• **Exercise aim**: Repeat every line exactly, keeping the pictures out of the copy.

☆ ☆ ☆ ☆ ☆

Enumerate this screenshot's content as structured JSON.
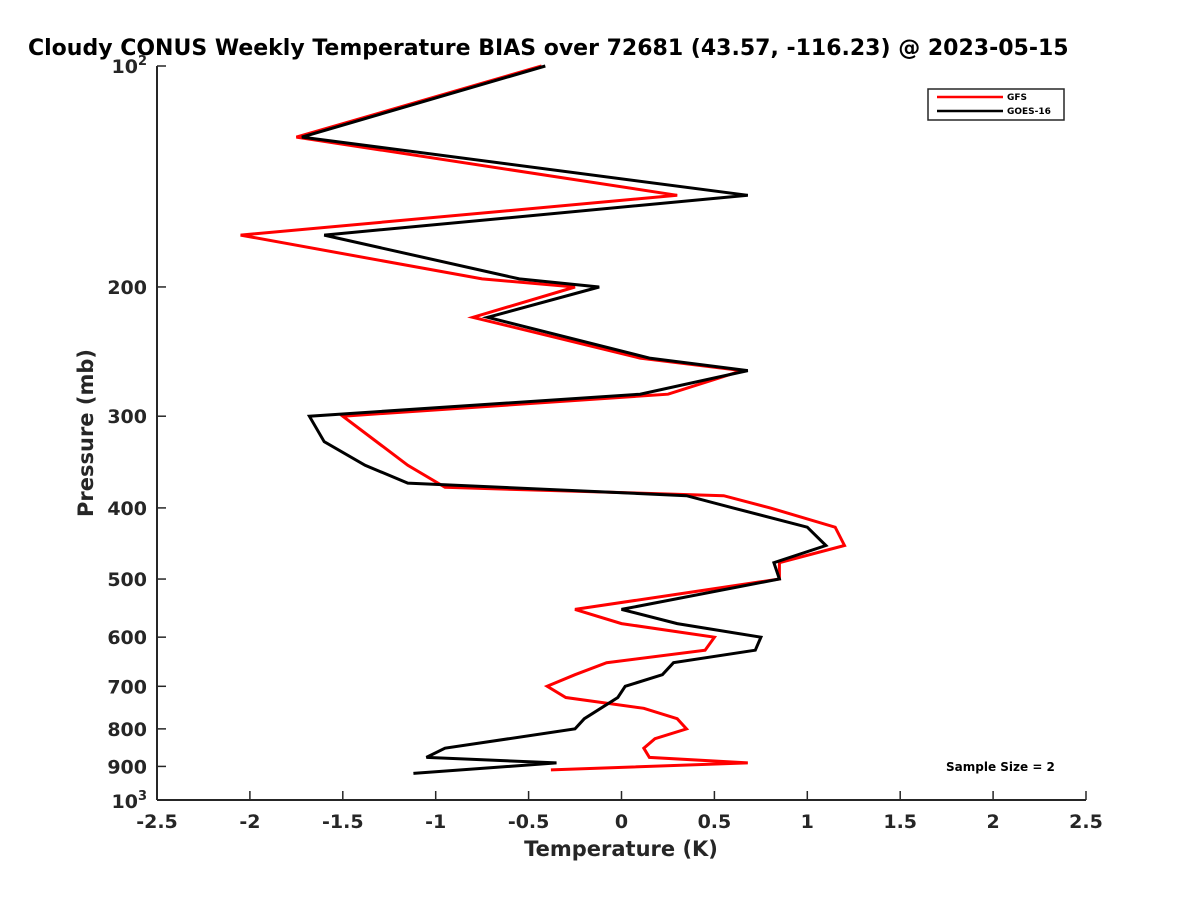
{
  "chart_data": {
    "type": "line",
    "title": "Cloudy CONUS Weekly Temperature BIAS over 72681 (43.57, -116.23) @ 2023-05-15",
    "xlabel": "Temperature (K)",
    "ylabel": "Pressure (mb)",
    "xlim": [
      -2.5,
      2.5
    ],
    "ylim": [
      100,
      1000
    ],
    "y_scale": "log",
    "y_reversed": true,
    "grid": false,
    "legend_position": "top-right",
    "x_ticks": [
      "-2.5",
      "-2",
      "-1.5",
      "-1",
      "-0.5",
      "0",
      "0.5",
      "1",
      "1.5",
      "2",
      "2.5"
    ],
    "y_ticks": [
      {
        "label": "200",
        "value": 200
      },
      {
        "label": "300",
        "value": 300
      },
      {
        "label": "400",
        "value": 400
      },
      {
        "label": "500",
        "value": 500
      },
      {
        "label": "600",
        "value": 600
      },
      {
        "label": "700",
        "value": 700
      },
      {
        "label": "800",
        "value": 800
      },
      {
        "label": "900",
        "value": 900
      }
    ],
    "y_tick_top": {
      "base": "10",
      "exp": "2",
      "value": 100
    },
    "y_tick_bottom": {
      "base": "10",
      "exp": "3",
      "value": 1000
    },
    "annotation": "Sample Size = 2",
    "series": [
      {
        "name": "GFS",
        "color": "#ff0000",
        "points": [
          [
            -0.43,
            100
          ],
          [
            -1.75,
            125
          ],
          [
            0.3,
            150
          ],
          [
            -2.05,
            170
          ],
          [
            -0.75,
            195
          ],
          [
            -0.25,
            200
          ],
          [
            -0.8,
            220
          ],
          [
            0.1,
            250
          ],
          [
            0.65,
            260
          ],
          [
            0.25,
            280
          ],
          [
            -1.5,
            300
          ],
          [
            -1.15,
            350
          ],
          [
            -0.95,
            375
          ],
          [
            0.55,
            385
          ],
          [
            0.8,
            400
          ],
          [
            1.15,
            425
          ],
          [
            1.2,
            450
          ],
          [
            0.85,
            475
          ],
          [
            0.85,
            500
          ],
          [
            -0.25,
            550
          ],
          [
            0.0,
            575
          ],
          [
            0.5,
            600
          ],
          [
            0.45,
            625
          ],
          [
            -0.08,
            650
          ],
          [
            -0.25,
            675
          ],
          [
            -0.4,
            700
          ],
          [
            -0.3,
            725
          ],
          [
            0.12,
            750
          ],
          [
            0.3,
            775
          ],
          [
            0.35,
            800
          ],
          [
            0.18,
            825
          ],
          [
            0.12,
            850
          ],
          [
            0.15,
            875
          ],
          [
            0.68,
            890
          ],
          [
            -0.38,
            910
          ]
        ]
      },
      {
        "name": "GOES-16",
        "color": "#000000",
        "points": [
          [
            -0.41,
            100
          ],
          [
            -1.72,
            125
          ],
          [
            0.68,
            150
          ],
          [
            -1.6,
            170
          ],
          [
            -0.55,
            195
          ],
          [
            -0.12,
            200
          ],
          [
            -0.72,
            220
          ],
          [
            0.15,
            250
          ],
          [
            0.68,
            260
          ],
          [
            0.1,
            280
          ],
          [
            -1.68,
            300
          ],
          [
            -1.6,
            325
          ],
          [
            -1.38,
            350
          ],
          [
            -1.15,
            370
          ],
          [
            0.35,
            385
          ],
          [
            0.6,
            400
          ],
          [
            1.0,
            425
          ],
          [
            1.1,
            450
          ],
          [
            0.82,
            475
          ],
          [
            0.85,
            500
          ],
          [
            0.0,
            550
          ],
          [
            0.3,
            575
          ],
          [
            0.75,
            600
          ],
          [
            0.72,
            625
          ],
          [
            0.28,
            650
          ],
          [
            0.22,
            675
          ],
          [
            0.02,
            700
          ],
          [
            -0.02,
            725
          ],
          [
            -0.2,
            775
          ],
          [
            -0.25,
            800
          ],
          [
            -0.95,
            850
          ],
          [
            -1.05,
            875
          ],
          [
            -0.35,
            890
          ],
          [
            -1.12,
            920
          ]
        ]
      }
    ]
  }
}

☆ ☆ ☆ ☆ ☆

• **Solved problem**:
Enumerate this screenshot's content as structured JSON.
{
  "chart_data": {
    "type": "line",
    "title": "Cloudy CONUS Weekly Temperature BIAS over 72681 (43.57, -116.23) @ 2023-05-15",
    "xlabel": "Temperature (K)",
    "ylabel": "Pressure (mb)",
    "xlim": [
      -2.5,
      2.5
    ],
    "ylim": [
      100,
      1000
    ],
    "y_scale": "log",
    "y_reversed": true,
    "grid": false,
    "legend_position": "top-right",
    "x_ticks": [
      "-2.5",
      "-2",
      "-1.5",
      "-1",
      "-0.5",
      "0",
      "0.5",
      "1",
      "1.5",
      "2",
      "2.5"
    ],
    "y_ticks": [
      {
        "label": "200",
        "value": 200
      },
      {
        "label": "300",
        "value": 300
      },
      {
        "label": "400",
        "value": 400
      },
      {
        "label": "500",
        "value": 500
      },
      {
        "label": "600",
        "value": 600
      },
      {
        "label": "700",
        "value": 700
      },
      {
        "label": "800",
        "value": 800
      },
      {
        "label": "900",
        "value": 900
      }
    ],
    "y_tick_top": {
      "base": "10",
      "exp": "2",
      "value": 100
    },
    "y_tick_bottom": {
      "base": "10",
      "exp": "3",
      "value": 1000
    },
    "annotation": "Sample Size = 2",
    "series": [
      {
        "name": "GFS",
        "color": "#ff0000",
        "points": [
          [
            -0.43,
            100
          ],
          [
            -1.75,
            125
          ],
          [
            0.3,
            150
          ],
          [
            -2.05,
            170
          ],
          [
            -0.75,
            195
          ],
          [
            -0.25,
            200
          ],
          [
            -0.8,
            220
          ],
          [
            0.1,
            250
          ],
          [
            0.65,
            260
          ],
          [
            0.25,
            280
          ],
          [
            -1.5,
            300
          ],
          [
            -1.15,
            350
          ],
          [
            -0.95,
            375
          ],
          [
            0.55,
            385
          ],
          [
            0.8,
            400
          ],
          [
            1.15,
            425
          ],
          [
            1.2,
            450
          ],
          [
            0.85,
            475
          ],
          [
            0.85,
            500
          ],
          [
            -0.25,
            550
          ],
          [
            0.0,
            575
          ],
          [
            0.5,
            600
          ],
          [
            0.45,
            625
          ],
          [
            -0.08,
            650
          ],
          [
            -0.25,
            675
          ],
          [
            -0.4,
            700
          ],
          [
            -0.3,
            725
          ],
          [
            0.12,
            750
          ],
          [
            0.3,
            775
          ],
          [
            0.35,
            800
          ],
          [
            0.18,
            825
          ],
          [
            0.12,
            850
          ],
          [
            0.15,
            875
          ],
          [
            0.68,
            890
          ],
          [
            -0.38,
            910
          ]
        ]
      },
      {
        "name": "GOES-16",
        "color": "#000000",
        "points": [
          [
            -0.41,
            100
          ],
          [
            -1.72,
            125
          ],
          [
            0.68,
            150
          ],
          [
            -1.6,
            170
          ],
          [
            -0.55,
            195
          ],
          [
            -0.12,
            200
          ],
          [
            -0.72,
            220
          ],
          [
            0.15,
            250
          ],
          [
            0.68,
            260
          ],
          [
            0.1,
            280
          ],
          [
            -1.68,
            300
          ],
          [
            -1.6,
            325
          ],
          [
            -1.38,
            350
          ],
          [
            -1.15,
            370
          ],
          [
            0.35,
            385
          ],
          [
            0.6,
            400
          ],
          [
            1.0,
            425
          ],
          [
            1.1,
            450
          ],
          [
            0.82,
            475
          ],
          [
            0.85,
            500
          ],
          [
            0.0,
            550
          ],
          [
            0.3,
            575
          ],
          [
            0.75,
            600
          ],
          [
            0.72,
            625
          ],
          [
            0.28,
            650
          ],
          [
            0.22,
            675
          ],
          [
            0.02,
            700
          ],
          [
            -0.02,
            725
          ],
          [
            -0.2,
            775
          ],
          [
            -0.25,
            800
          ],
          [
            -0.95,
            850
          ],
          [
            -1.05,
            875
          ],
          [
            -0.35,
            890
          ],
          [
            -1.12,
            920
          ]
        ]
      }
    ]
  }
}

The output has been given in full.